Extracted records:
::::

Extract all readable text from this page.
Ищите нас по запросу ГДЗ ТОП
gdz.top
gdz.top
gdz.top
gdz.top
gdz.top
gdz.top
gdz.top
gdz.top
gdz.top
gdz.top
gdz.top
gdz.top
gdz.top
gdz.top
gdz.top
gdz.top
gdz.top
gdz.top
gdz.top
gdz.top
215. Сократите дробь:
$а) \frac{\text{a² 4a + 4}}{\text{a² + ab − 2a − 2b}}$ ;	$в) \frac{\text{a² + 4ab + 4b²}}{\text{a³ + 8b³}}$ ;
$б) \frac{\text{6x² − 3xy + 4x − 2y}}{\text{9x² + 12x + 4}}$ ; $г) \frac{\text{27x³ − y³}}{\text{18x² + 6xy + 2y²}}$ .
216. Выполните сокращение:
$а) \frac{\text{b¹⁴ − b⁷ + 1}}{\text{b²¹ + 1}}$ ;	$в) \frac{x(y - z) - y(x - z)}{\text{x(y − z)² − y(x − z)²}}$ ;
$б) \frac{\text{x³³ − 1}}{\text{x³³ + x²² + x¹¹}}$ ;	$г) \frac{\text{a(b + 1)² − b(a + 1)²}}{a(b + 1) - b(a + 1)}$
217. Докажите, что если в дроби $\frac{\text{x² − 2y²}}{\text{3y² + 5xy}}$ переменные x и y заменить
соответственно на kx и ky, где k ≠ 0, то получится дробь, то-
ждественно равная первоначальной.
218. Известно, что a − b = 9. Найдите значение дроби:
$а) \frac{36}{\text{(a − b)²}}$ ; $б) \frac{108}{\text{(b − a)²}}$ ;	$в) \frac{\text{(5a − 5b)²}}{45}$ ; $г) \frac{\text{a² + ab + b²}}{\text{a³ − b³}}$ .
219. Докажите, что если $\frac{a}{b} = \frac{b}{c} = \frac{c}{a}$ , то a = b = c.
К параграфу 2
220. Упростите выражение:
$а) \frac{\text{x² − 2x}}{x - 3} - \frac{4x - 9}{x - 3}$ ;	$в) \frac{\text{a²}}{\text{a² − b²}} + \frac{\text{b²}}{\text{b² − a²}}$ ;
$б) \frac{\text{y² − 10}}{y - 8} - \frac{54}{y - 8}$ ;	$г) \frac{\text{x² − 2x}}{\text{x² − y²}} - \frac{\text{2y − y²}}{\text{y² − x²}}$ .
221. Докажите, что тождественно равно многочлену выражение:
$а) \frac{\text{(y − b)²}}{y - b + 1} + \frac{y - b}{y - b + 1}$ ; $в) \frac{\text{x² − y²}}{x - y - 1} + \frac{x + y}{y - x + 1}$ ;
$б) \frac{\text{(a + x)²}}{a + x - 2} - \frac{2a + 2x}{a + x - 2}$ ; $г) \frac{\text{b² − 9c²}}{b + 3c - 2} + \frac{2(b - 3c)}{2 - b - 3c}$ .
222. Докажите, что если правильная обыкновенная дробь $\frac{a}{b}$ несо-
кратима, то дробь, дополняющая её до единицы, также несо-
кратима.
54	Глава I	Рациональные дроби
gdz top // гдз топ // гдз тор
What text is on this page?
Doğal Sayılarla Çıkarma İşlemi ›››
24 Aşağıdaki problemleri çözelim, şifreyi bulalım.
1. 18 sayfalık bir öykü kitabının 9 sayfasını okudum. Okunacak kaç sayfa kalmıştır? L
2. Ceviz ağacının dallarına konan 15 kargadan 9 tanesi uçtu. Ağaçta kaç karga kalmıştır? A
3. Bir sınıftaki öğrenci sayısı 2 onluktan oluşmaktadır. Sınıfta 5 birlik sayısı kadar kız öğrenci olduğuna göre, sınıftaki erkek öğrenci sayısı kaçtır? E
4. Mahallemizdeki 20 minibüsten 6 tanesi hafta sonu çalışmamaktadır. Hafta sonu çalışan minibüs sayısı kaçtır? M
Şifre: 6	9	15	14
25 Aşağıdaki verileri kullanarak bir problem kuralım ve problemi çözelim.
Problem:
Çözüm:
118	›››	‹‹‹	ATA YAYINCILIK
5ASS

::::

* _Exercise details_: Extract the entries above verbatim.

* _Problem solution_:
Extract all readable text from this page.
Ищите нас по запросу ГДЗ ТОП
gdz.top
gdz.top
gdz.top
gdz.top
gdz.top
gdz.top
gdz.top
gdz.top
gdz.top
gdz.top
gdz.top
gdz.top
gdz.top
gdz.top
gdz.top
gdz.top
gdz.top
gdz.top
gdz.top
gdz.top
215. Сократите дробь:
$а) \frac{\text{a² 4a + 4}}{\text{a² + ab − 2a − 2b}}$ ;	$в) \frac{\text{a² + 4ab + 4b²}}{\text{a³ + 8b³}}$ ;
$б) \frac{\text{6x² − 3xy + 4x − 2y}}{\text{9x² + 12x + 4}}$ ; $г) \frac{\text{27x³ − y³}}{\text{18x² + 6xy + 2y²}}$ .
216. Выполните сокращение:
$а) \frac{\text{b¹⁴ − b⁷ + 1}}{\text{b²¹ + 1}}$ ;	$в) \frac{x(y - z) - y(x - z)}{\text{x(y − z)² − y(x − z)²}}$ ;
$б) \frac{\text{x³³ − 1}}{\text{x³³ + x²² + x¹¹}}$ ;	$г) \frac{\text{a(b + 1)² − b(a + 1)²}}{a(b + 1) - b(a + 1)}$
217. Докажите, что если в дроби $\frac{\text{x² − 2y²}}{\text{3y² + 5xy}}$ переменные x и y заменить
соответственно на kx и ky, где k ≠ 0, то получится дробь, то-
ждественно равная первоначальной.
218. Известно, что a − b = 9. Найдите значение дроби:
$а) \frac{36}{\text{(a − b)²}}$ ; $б) \frac{108}{\text{(b − a)²}}$ ;	$в) \frac{\text{(5a − 5b)²}}{45}$ ; $г) \frac{\text{a² + ab + b²}}{\text{a³ − b³}}$ .
219. Докажите, что если $\frac{a}{b} = \frac{b}{c} = \frac{c}{a}$ , то a = b = c.
К параграфу 2
220. Упростите выражение:
$а) \frac{\text{x² − 2x}}{x - 3} - \frac{4x - 9}{x - 3}$ ;	$в) \frac{\text{a²}}{\text{a² − b²}} + \frac{\text{b²}}{\text{b² − a²}}$ ;
$б) \frac{\text{y² − 10}}{y - 8} - \frac{54}{y - 8}$ ;	$г) \frac{\text{x² − 2x}}{\text{x² − y²}} - \frac{\text{2y − y²}}{\text{y² − x²}}$ .
221. Докажите, что тождественно равно многочлену выражение:
$а) \frac{\text{(y − b)²}}{y - b + 1} + \frac{y - b}{y - b + 1}$ ; $в) \frac{\text{x² − y²}}{x - y - 1} + \frac{x + y}{y - x + 1}$ ;
$б) \frac{\text{(a + x)²}}{a + x - 2} - \frac{2a + 2x}{a + x - 2}$ ; $г) \frac{\text{b² − 9c²}}{b + 3c - 2} + \frac{2(b - 3c)}{2 - b - 3c}$ .
222. Докажите, что если правильная обыкновенная дробь $\frac{a}{b}$ несо-
кратима, то дробь, дополняющая её до единицы, также несо-
кратима.
54	Глава I	Рациональные дроби
gdz top // гдз топ // гдз тор
What text is on this page?
Doğal Sayılarla Çıkarma İşlemi ›››
24 Aşağıdaki problemleri çözelim, şifreyi bulalım.
1. 18 sayfalık bir öykü kitabının 9 sayfasını okudum. Okunacak kaç sayfa kalmıştır? L
2. Ceviz ağacının dallarına konan 15 kargadan 9 tanesi uçtu. Ağaçta kaç karga kalmıştır? A
3. Bir sınıftaki öğrenci sayısı 2 onluktan oluşmaktadır. Sınıfta 5 birlik sayısı kadar kız öğrenci olduğuna göre, sınıftaki erkek öğrenci sayısı kaçtır? E
4. Mahallemizdeki 20 minibüsten 6 tanesi hafta sonu çalışmamaktadır. Hafta sonu çalışan minibüs sayısı kaçtır? M
Şifre: 6	9	15	14
25 Aşağıdaki verileri kullanarak bir problem kuralım ve problemi çözelim.
Problem:
Çözüm:
118	›››	‹‹‹	ATA YAYINCILIK
5ASS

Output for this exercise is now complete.